# AIM
Copy out each line of the listing that has the word "direktiv" in it.

# INPUT
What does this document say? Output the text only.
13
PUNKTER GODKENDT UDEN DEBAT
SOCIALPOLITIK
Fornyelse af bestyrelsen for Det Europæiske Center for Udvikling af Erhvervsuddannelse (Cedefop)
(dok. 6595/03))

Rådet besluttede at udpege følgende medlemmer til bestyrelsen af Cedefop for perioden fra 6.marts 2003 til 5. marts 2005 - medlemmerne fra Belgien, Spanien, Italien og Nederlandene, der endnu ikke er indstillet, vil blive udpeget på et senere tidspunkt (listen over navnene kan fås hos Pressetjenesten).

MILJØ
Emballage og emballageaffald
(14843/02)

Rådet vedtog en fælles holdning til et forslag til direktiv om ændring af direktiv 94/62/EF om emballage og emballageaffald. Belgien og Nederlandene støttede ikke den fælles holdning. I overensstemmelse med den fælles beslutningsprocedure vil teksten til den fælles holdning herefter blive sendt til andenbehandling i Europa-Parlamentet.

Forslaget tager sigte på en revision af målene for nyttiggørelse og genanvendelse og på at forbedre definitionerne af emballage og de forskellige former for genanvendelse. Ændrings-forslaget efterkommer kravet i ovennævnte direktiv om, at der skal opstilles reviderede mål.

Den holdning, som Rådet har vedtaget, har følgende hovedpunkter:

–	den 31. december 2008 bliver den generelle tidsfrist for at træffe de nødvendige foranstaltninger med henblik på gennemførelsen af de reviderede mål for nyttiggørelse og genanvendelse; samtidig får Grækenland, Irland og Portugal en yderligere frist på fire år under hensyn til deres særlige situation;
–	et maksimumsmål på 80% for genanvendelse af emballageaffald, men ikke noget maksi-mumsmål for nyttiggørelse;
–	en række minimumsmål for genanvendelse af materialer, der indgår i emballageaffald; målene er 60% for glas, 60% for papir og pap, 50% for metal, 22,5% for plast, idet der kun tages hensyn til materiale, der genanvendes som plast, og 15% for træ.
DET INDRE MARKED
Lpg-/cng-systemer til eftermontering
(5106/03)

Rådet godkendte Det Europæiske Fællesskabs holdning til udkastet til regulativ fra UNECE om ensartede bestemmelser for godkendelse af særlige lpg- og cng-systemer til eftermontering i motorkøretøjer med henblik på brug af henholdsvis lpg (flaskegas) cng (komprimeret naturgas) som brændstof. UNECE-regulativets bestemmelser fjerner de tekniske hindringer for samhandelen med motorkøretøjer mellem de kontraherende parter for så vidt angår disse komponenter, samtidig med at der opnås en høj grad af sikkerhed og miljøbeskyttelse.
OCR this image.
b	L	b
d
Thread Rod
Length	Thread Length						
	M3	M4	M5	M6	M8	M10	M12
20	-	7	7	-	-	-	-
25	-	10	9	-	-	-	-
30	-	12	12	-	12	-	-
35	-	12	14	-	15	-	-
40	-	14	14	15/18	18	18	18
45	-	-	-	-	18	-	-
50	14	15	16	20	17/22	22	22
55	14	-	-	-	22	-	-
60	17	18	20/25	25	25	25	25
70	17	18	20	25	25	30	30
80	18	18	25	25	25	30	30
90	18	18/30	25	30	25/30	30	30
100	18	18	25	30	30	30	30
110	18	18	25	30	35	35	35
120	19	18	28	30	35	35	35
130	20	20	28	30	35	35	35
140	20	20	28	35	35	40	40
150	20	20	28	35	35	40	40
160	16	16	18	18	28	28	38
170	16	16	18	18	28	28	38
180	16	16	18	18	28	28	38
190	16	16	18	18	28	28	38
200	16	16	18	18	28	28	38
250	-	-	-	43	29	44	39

# SOLUTION FOR THIS EXERCISE
Rådet vedtog en fælles holdning til et forslag til direktiv om ændring af direktiv 94/62/EF om emballage og emballageaffald. Belgien og Nederlandene støttede ikke den fælles holdning. I overensstemmelse med den fælles beslutningsprocedure vil teksten til den fælles holdning herefter blive sendt til andenbehandling i Europa-Parlamentet.
Forslaget tager sigte på en revision af målene for nyttiggørelse og genanvendelse og på at forbedre definitionerne af emballage og de forskellige former for genanvendelse. Ændrings-forslaget efterkommer kravet i ovennævnte direktiv om, at der skal opstilles reviderede mål.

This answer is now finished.